(Records excerpted from a collection)
──────────

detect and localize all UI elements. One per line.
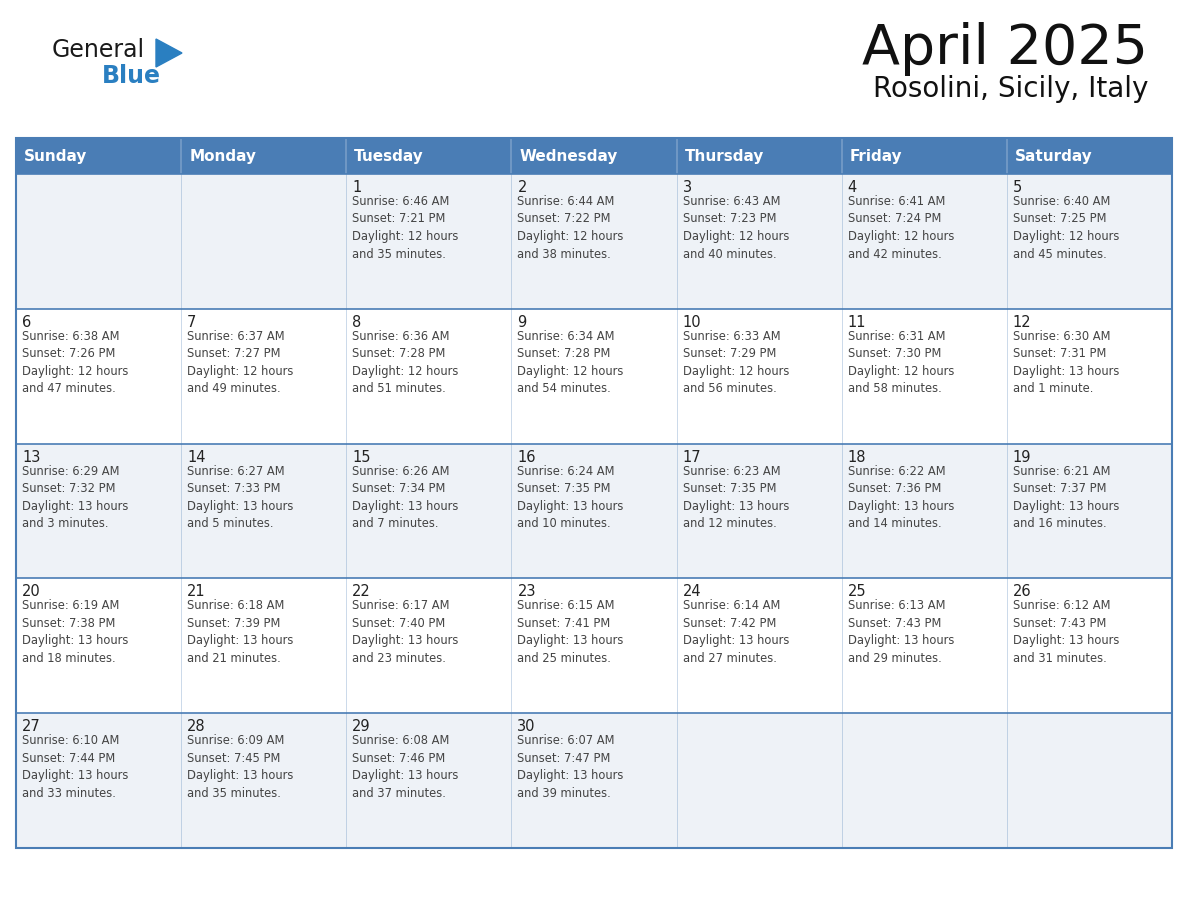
Text: 13: 13 <box>23 450 40 465</box>
Text: Rosolini, Sicily, Italy: Rosolini, Sicily, Italy <box>873 75 1148 103</box>
Bar <box>1007 138 1173 174</box>
Text: Sunrise: 6:26 AM
Sunset: 7:34 PM
Daylight: 13 hours
and 7 minutes.: Sunrise: 6:26 AM Sunset: 7:34 PM Dayligh… <box>353 465 459 530</box>
Text: April 2025: April 2025 <box>862 22 1148 76</box>
Text: Sunrise: 6:34 AM
Sunset: 7:28 PM
Daylight: 12 hours
and 54 minutes.: Sunrise: 6:34 AM Sunset: 7:28 PM Dayligh… <box>518 330 624 396</box>
Text: Sunrise: 6:36 AM
Sunset: 7:28 PM
Daylight: 12 hours
and 51 minutes.: Sunrise: 6:36 AM Sunset: 7:28 PM Dayligh… <box>353 330 459 396</box>
Text: 29: 29 <box>353 719 371 734</box>
Text: 23: 23 <box>518 585 536 599</box>
Text: Tuesday: Tuesday <box>354 149 424 163</box>
Text: Sunrise: 6:29 AM
Sunset: 7:32 PM
Daylight: 13 hours
and 3 minutes.: Sunrise: 6:29 AM Sunset: 7:32 PM Dayligh… <box>23 465 128 530</box>
Text: Sunrise: 6:43 AM
Sunset: 7:23 PM
Daylight: 12 hours
and 40 minutes.: Sunrise: 6:43 AM Sunset: 7:23 PM Dayligh… <box>683 195 789 261</box>
Text: 26: 26 <box>1013 585 1031 599</box>
Text: 19: 19 <box>1013 450 1031 465</box>
Text: Monday: Monday <box>189 149 257 163</box>
Bar <box>181 138 346 174</box>
Text: Sunrise: 6:44 AM
Sunset: 7:22 PM
Daylight: 12 hours
and 38 minutes.: Sunrise: 6:44 AM Sunset: 7:22 PM Dayligh… <box>518 195 624 261</box>
Bar <box>511 138 677 174</box>
Bar <box>842 138 1007 174</box>
Text: 20: 20 <box>23 585 40 599</box>
Text: Sunrise: 6:41 AM
Sunset: 7:24 PM
Daylight: 12 hours
and 42 minutes.: Sunrise: 6:41 AM Sunset: 7:24 PM Dayligh… <box>848 195 954 261</box>
Text: Sunrise: 6:13 AM
Sunset: 7:43 PM
Daylight: 13 hours
and 29 minutes.: Sunrise: 6:13 AM Sunset: 7:43 PM Dayligh… <box>848 599 954 665</box>
Text: 22: 22 <box>353 585 371 599</box>
Text: 3: 3 <box>683 180 691 195</box>
Text: Sunday: Sunday <box>24 149 88 163</box>
Bar <box>15 174 1173 308</box>
Text: 28: 28 <box>188 719 206 734</box>
Text: 14: 14 <box>188 450 206 465</box>
Text: 15: 15 <box>353 450 371 465</box>
Text: 1: 1 <box>353 180 361 195</box>
Text: 6: 6 <box>23 315 31 330</box>
Text: Sunrise: 6:31 AM
Sunset: 7:30 PM
Daylight: 12 hours
and 58 minutes.: Sunrise: 6:31 AM Sunset: 7:30 PM Dayligh… <box>848 330 954 396</box>
Polygon shape <box>156 39 182 67</box>
Text: 7: 7 <box>188 315 196 330</box>
Bar <box>15 713 1173 848</box>
Text: 12: 12 <box>1013 315 1031 330</box>
Bar <box>15 578 1173 713</box>
Text: 27: 27 <box>23 719 40 734</box>
Text: 9: 9 <box>518 315 526 330</box>
Bar <box>346 138 511 174</box>
Text: Sunrise: 6:17 AM
Sunset: 7:40 PM
Daylight: 13 hours
and 23 minutes.: Sunrise: 6:17 AM Sunset: 7:40 PM Dayligh… <box>353 599 459 665</box>
Text: Sunrise: 6:23 AM
Sunset: 7:35 PM
Daylight: 13 hours
and 12 minutes.: Sunrise: 6:23 AM Sunset: 7:35 PM Dayligh… <box>683 465 789 530</box>
Text: 21: 21 <box>188 585 206 599</box>
Text: Sunrise: 6:30 AM
Sunset: 7:31 PM
Daylight: 13 hours
and 1 minute.: Sunrise: 6:30 AM Sunset: 7:31 PM Dayligh… <box>1013 330 1119 396</box>
Text: Sunrise: 6:27 AM
Sunset: 7:33 PM
Daylight: 13 hours
and 5 minutes.: Sunrise: 6:27 AM Sunset: 7:33 PM Dayligh… <box>188 465 293 530</box>
Text: Sunrise: 6:22 AM
Sunset: 7:36 PM
Daylight: 13 hours
and 14 minutes.: Sunrise: 6:22 AM Sunset: 7:36 PM Dayligh… <box>848 465 954 530</box>
Text: General: General <box>52 38 145 62</box>
Text: Sunrise: 6:12 AM
Sunset: 7:43 PM
Daylight: 13 hours
and 31 minutes.: Sunrise: 6:12 AM Sunset: 7:43 PM Dayligh… <box>1013 599 1119 665</box>
Bar <box>677 138 842 174</box>
Text: Friday: Friday <box>849 149 903 163</box>
Text: Sunrise: 6:46 AM
Sunset: 7:21 PM
Daylight: 12 hours
and 35 minutes.: Sunrise: 6:46 AM Sunset: 7:21 PM Dayligh… <box>353 195 459 261</box>
Bar <box>15 138 1173 848</box>
Text: 11: 11 <box>848 315 866 330</box>
Text: Sunrise: 6:33 AM
Sunset: 7:29 PM
Daylight: 12 hours
and 56 minutes.: Sunrise: 6:33 AM Sunset: 7:29 PM Dayligh… <box>683 330 789 396</box>
Text: Blue: Blue <box>102 64 162 88</box>
Text: 2: 2 <box>518 180 526 195</box>
Text: Sunrise: 6:19 AM
Sunset: 7:38 PM
Daylight: 13 hours
and 18 minutes.: Sunrise: 6:19 AM Sunset: 7:38 PM Dayligh… <box>23 599 128 665</box>
Text: Sunrise: 6:10 AM
Sunset: 7:44 PM
Daylight: 13 hours
and 33 minutes.: Sunrise: 6:10 AM Sunset: 7:44 PM Dayligh… <box>23 734 128 800</box>
Text: 17: 17 <box>683 450 701 465</box>
Text: Sunrise: 6:07 AM
Sunset: 7:47 PM
Daylight: 13 hours
and 39 minutes.: Sunrise: 6:07 AM Sunset: 7:47 PM Dayligh… <box>518 734 624 800</box>
Text: Sunrise: 6:21 AM
Sunset: 7:37 PM
Daylight: 13 hours
and 16 minutes.: Sunrise: 6:21 AM Sunset: 7:37 PM Dayligh… <box>1013 465 1119 530</box>
Text: Sunrise: 6:15 AM
Sunset: 7:41 PM
Daylight: 13 hours
and 25 minutes.: Sunrise: 6:15 AM Sunset: 7:41 PM Dayligh… <box>518 599 624 665</box>
Text: 25: 25 <box>848 585 866 599</box>
Text: Sunrise: 6:24 AM
Sunset: 7:35 PM
Daylight: 13 hours
and 10 minutes.: Sunrise: 6:24 AM Sunset: 7:35 PM Dayligh… <box>518 465 624 530</box>
Text: 16: 16 <box>518 450 536 465</box>
Text: Sunrise: 6:09 AM
Sunset: 7:45 PM
Daylight: 13 hours
and 35 minutes.: Sunrise: 6:09 AM Sunset: 7:45 PM Dayligh… <box>188 734 293 800</box>
Text: 8: 8 <box>353 315 361 330</box>
Text: Sunrise: 6:14 AM
Sunset: 7:42 PM
Daylight: 13 hours
and 27 minutes.: Sunrise: 6:14 AM Sunset: 7:42 PM Dayligh… <box>683 599 789 665</box>
Text: Sunrise: 6:38 AM
Sunset: 7:26 PM
Daylight: 12 hours
and 47 minutes.: Sunrise: 6:38 AM Sunset: 7:26 PM Dayligh… <box>23 330 128 396</box>
Bar <box>15 308 1173 443</box>
Text: Sunrise: 6:18 AM
Sunset: 7:39 PM
Daylight: 13 hours
and 21 minutes.: Sunrise: 6:18 AM Sunset: 7:39 PM Dayligh… <box>188 599 293 665</box>
Text: 24: 24 <box>683 585 701 599</box>
Text: Saturday: Saturday <box>1015 149 1093 163</box>
Text: Thursday: Thursday <box>684 149 764 163</box>
Text: Wednesday: Wednesday <box>519 149 618 163</box>
Text: Sunrise: 6:37 AM
Sunset: 7:27 PM
Daylight: 12 hours
and 49 minutes.: Sunrise: 6:37 AM Sunset: 7:27 PM Dayligh… <box>188 330 293 396</box>
Text: 4: 4 <box>848 180 857 195</box>
Bar <box>15 138 181 174</box>
Text: Sunrise: 6:08 AM
Sunset: 7:46 PM
Daylight: 13 hours
and 37 minutes.: Sunrise: 6:08 AM Sunset: 7:46 PM Dayligh… <box>353 734 459 800</box>
Text: 18: 18 <box>848 450 866 465</box>
Bar <box>15 443 1173 578</box>
Text: Sunrise: 6:40 AM
Sunset: 7:25 PM
Daylight: 12 hours
and 45 minutes.: Sunrise: 6:40 AM Sunset: 7:25 PM Dayligh… <box>1013 195 1119 261</box>
Text: 10: 10 <box>683 315 701 330</box>
Text: 5: 5 <box>1013 180 1022 195</box>
Text: 30: 30 <box>518 719 536 734</box>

──────────

-- WORK TO DO --
How many lines in the data above contain the word "Thursday"? Reply with the number only.

-- ANSWER IN FULL --
1